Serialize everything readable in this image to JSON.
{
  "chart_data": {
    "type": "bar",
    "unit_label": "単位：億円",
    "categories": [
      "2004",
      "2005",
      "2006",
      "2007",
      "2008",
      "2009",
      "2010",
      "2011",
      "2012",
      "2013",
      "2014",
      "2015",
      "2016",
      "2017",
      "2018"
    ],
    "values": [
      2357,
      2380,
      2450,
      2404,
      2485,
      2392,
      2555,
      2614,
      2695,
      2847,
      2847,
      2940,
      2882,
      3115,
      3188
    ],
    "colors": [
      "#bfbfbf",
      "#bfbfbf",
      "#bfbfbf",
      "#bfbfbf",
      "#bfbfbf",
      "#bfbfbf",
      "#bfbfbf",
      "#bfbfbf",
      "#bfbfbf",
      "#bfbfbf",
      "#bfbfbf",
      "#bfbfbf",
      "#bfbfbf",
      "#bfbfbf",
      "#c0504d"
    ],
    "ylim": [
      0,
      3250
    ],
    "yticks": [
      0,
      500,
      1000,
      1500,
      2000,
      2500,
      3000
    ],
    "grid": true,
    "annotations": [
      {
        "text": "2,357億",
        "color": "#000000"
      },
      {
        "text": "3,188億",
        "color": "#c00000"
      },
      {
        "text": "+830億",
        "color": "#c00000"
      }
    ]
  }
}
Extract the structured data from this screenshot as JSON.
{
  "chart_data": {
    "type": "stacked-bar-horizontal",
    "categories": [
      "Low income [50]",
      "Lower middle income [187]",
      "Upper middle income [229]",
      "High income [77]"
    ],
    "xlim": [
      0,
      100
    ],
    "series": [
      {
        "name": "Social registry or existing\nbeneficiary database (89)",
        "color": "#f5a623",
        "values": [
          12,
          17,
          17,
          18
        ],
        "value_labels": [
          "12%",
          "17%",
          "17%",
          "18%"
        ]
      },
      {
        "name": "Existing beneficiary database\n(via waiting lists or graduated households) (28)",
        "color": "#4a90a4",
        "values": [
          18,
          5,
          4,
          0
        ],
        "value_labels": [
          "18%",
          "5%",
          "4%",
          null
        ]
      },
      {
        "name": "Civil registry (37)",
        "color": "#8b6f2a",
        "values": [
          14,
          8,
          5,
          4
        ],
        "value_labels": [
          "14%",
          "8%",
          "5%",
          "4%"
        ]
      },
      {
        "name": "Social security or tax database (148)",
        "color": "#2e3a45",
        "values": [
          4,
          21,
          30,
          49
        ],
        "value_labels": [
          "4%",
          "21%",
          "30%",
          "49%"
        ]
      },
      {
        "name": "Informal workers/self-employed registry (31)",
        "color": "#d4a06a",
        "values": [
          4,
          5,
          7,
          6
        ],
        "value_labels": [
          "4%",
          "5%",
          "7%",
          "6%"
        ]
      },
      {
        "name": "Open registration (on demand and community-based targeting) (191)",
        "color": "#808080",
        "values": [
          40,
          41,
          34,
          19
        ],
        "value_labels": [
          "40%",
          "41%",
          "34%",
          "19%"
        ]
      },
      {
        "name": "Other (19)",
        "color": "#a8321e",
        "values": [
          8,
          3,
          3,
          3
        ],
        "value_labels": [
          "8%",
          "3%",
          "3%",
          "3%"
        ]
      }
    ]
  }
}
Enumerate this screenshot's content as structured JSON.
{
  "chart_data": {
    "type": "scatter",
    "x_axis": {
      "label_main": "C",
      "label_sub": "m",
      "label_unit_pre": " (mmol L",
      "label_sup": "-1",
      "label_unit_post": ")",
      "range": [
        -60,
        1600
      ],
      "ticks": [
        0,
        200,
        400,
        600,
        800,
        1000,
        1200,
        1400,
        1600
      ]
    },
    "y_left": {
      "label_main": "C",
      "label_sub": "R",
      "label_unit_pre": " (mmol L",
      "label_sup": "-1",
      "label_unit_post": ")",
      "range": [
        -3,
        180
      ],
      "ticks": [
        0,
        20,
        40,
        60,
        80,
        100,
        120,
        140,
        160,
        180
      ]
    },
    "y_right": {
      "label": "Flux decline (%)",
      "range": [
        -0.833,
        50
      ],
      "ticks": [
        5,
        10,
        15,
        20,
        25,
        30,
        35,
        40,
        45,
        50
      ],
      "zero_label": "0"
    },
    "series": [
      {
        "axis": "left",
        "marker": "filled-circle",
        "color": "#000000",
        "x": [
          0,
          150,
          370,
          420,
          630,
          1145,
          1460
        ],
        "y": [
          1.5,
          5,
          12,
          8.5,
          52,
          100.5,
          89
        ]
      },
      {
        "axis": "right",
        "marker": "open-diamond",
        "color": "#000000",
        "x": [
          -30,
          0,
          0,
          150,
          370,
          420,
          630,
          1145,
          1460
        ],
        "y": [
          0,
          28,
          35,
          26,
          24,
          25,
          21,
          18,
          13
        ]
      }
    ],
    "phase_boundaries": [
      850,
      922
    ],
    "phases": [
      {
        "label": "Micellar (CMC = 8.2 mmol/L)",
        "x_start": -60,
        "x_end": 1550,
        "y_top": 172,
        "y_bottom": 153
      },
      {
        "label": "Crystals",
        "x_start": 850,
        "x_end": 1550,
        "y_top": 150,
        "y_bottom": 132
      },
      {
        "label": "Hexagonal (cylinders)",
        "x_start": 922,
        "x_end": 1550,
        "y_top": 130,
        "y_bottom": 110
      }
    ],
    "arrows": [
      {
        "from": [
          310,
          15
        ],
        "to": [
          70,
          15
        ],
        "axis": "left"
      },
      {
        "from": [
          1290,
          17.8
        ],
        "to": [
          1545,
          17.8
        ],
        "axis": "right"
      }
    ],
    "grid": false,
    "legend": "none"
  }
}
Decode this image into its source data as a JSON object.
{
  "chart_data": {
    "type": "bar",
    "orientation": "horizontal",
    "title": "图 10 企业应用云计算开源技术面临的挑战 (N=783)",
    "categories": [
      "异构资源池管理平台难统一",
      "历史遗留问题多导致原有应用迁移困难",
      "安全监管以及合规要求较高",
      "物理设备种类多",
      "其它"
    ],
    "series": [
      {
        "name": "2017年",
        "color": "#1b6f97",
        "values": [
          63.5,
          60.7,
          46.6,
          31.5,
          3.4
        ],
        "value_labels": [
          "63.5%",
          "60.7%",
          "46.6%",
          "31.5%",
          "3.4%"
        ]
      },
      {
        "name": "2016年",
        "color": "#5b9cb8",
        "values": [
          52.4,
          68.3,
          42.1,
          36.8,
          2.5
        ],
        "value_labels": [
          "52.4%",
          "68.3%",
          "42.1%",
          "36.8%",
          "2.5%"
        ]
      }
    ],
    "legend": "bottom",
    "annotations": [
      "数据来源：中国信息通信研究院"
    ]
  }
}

(Exercise requirements): Each line above must be reproduced exactly as it stands.

(Completed task):
Serialize everything readable in this image to JSON.
{
  "chart_data": {
    "type": "bar",
    "unit_label": "単位：億円",
    "categories": [
      "2004",
      "2005",
      "2006",
      "2007",
      "2008",
      "2009",
      "2010",
      "2011",
      "2012",
      "2013",
      "2014",
      "2015",
      "2016",
      "2017",
      "2018"
    ],
    "values": [
      2357,
      2380,
      2450,
      2404,
      2485,
      2392,
      2555,
      2614,
      2695,
      2847,
      2847,
      2940,
      2882,
      3115,
      3188
    ],
    "colors": [
      "#bfbfbf",
      "#bfbfbf",
      "#bfbfbf",
      "#bfbfbf",
      "#bfbfbf",
      "#bfbfbf",
      "#bfbfbf",
      "#bfbfbf",
      "#bfbfbf",
      "#bfbfbf",
      "#bfbfbf",
      "#bfbfbf",
      "#bfbfbf",
      "#bfbfbf",
      "#c0504d"
    ],
    "ylim": [
      0,
      3250
    ],
    "yticks": [
      0,
      500,
      1000,
      1500,
      2000,
      2500,
      3000
    ],
    "grid": true,
    "annotations": [
      {
        "text": "2,357億",
        "color": "#000000"
      },
      {
        "text": "3,188億",
        "color": "#c00000"
      },
      {
        "text": "+830億",
        "color": "#c00000"
      }
    ]
  }
}
Extract the structured data from this screenshot as JSON.
{
  "chart_data": {
    "type": "stacked-bar-horizontal",
    "categories": [
      "Low income [50]",
      "Lower middle income [187]",
      "Upper middle income [229]",
      "High income [77]"
    ],
    "xlim": [
      0,
      100
    ],
    "series": [
      {
        "name": "Social registry or existing\nbeneficiary database (89)",
        "color": "#f5a623",
        "values": [
          12,
          17,
          17,
          18
        ],
        "value_labels": [
          "12%",
          "17%",
          "17%",
          "18%"
        ]
      },
      {
        "name": "Existing beneficiary database\n(via waiting lists or graduated households) (28)",
        "color": "#4a90a4",
        "values": [
          18,
          5,
          4,
          0
        ],
        "value_labels": [
          "18%",
          "5%",
          "4%",
          null
        ]
      },
      {
        "name": "Civil registry (37)",
        "color": "#8b6f2a",
        "values": [
          14,
          8,
          5,
          4
        ],
        "value_labels": [
          "14%",
          "8%",
          "5%",
          "4%"
        ]
      },
      {
        "name": "Social security or tax database (148)",
        "color": "#2e3a45",
        "values": [
          4,
          21,
          30,
          49
        ],
        "value_labels": [
          "4%",
          "21%",
          "30%",
          "49%"
        ]
      },
      {
        "name": "Informal workers/self-employed registry (31)",
        "color": "#d4a06a",
        "values": [
          4,
          5,
          7,
          6
        ],
        "value_labels": [
          "4%",
          "5%",
          "7%",
          "6%"
        ]
      },
      {
        "name": "Open registration (on demand and community-based targeting) (191)",
        "color": "#808080",
        "values": [
          40,
          41,
          34,
          19
        ],
        "value_labels": [
          "40%",
          "41%",
          "34%",
          "19%"
        ]
      },
      {
        "name": "Other (19)",
        "color": "#a8321e",
        "values": [
          8,
          3,
          3,
          3
        ],
        "value_labels": [
          "8%",
          "3%",
          "3%",
          "3%"
        ]
      }
    ]
  }
}
Enumerate this screenshot's content as structured JSON.
{
  "chart_data": {
    "type": "scatter",
    "x_axis": {
      "label_main": "C",
      "label_sub": "m",
      "label_unit_pre": " (mmol L",
      "label_sup": "-1",
      "label_unit_post": ")",
      "range": [
        -60,
        1600
      ],
      "ticks": [
        0,
        200,
        400,
        600,
        800,
        1000,
        1200,
        1400,
        1600
      ]
    },
    "y_left": {
      "label_main": "C",
      "label_sub": "R",
      "label_unit_pre": " (mmol L",
      "label_sup": "-1",
      "label_unit_post": ")",
      "range": [
        -3,
        180
      ],
      "ticks": [
        0,
        20,
        40,
        60,
        80,
        100,
        120,
        140,
        160,
        180
      ]
    },
    "y_right": {
      "label": "Flux decline (%)",
      "range": [
        -0.833,
        50
      ],
      "ticks": [
        5,
        10,
        15,
        20,
        25,
        30,
        35,
        40,
        45,
        50
      ],
      "zero_label": "0"
    },
    "series": [
      {
        "axis": "left",
        "marker": "filled-circle",
        "color": "#000000",
        "x": [
          0,
          150,
          370,
          420,
          630,
          1145,
          1460
        ],
        "y": [
          1.5,
          5,
          12,
          8.5,
          52,
          100.5,
          89
        ]
      },
      {
        "axis": "right",
        "marker": "open-diamond",
        "color": "#000000",
        "x": [
          -30,
          0,
          0,
          150,
          370,
          420,
          630,
          1145,
          1460
        ],
        "y": [
          0,
          28,
          35,
          26,
          24,
          25,
          21,
          18,
          13
        ]
      }
    ],
    "phase_boundaries": [
      850,
      922
    ],
    "phases": [
      {
        "label": "Micellar (CMC = 8.2 mmol/L)",
        "x_start": -60,
        "x_end": 1550,
        "y_top": 172,
        "y_bottom": 153
      },
      {
        "label": "Crystals",
        "x_start": 850,
        "x_end": 1550,
        "y_top": 150,
        "y_bottom": 132
      },
      {
        "label": "Hexagonal (cylinders)",
        "x_start": 922,
        "x_end": 1550,
        "y_top": 130,
        "y_bottom": 110
      }
    ],
    "arrows": [
      {
        "from": [
          310,
          15
        ],
        "to": [
          70,
          15
        ],
        "axis": "left"
      },
      {
        "from": [
          1290,
          17.8
        ],
        "to": [
          1545,
          17.8
        ],
        "axis": "right"
      }
    ],
    "grid": false,
    "legend": "none"
  }
}
Decode this image into its source data as a JSON object.
{
  "chart_data": {
    "type": "bar",
    "orientation": "horizontal",
    "title": "图 10 企业应用云计算开源技术面临的挑战 (N=783)",
    "categories": [
      "异构资源池管理平台难统一",
      "历史遗留问题多导致原有应用迁移困难",
      "安全监管以及合规要求较高",
      "物理设备种类多",
      "其它"
    ],
    "series": [
      {
        "name": "2017年",
        "color": "#1b6f97",
        "values": [
          63.5,
          60.7,
          46.6,
          31.5,
          3.4
        ],
        "value_labels": [
          "63.5%",
          "60.7%",
          "46.6%",
          "31.5%",
          "3.4%"
        ]
      },
      {
        "name": "2016年",
        "color": "#5b9cb8",
        "values": [
          52.4,
          68.3,
          42.1,
          36.8,
          2.5
        ],
        "value_labels": [
          "52.4%",
          "68.3%",
          "42.1%",
          "36.8%",
          "2.5%"
        ]
      }
    ],
    "legend": "bottom",
    "annotations": [
      "数据来源：中国信息通信研究院"
    ]
  }
}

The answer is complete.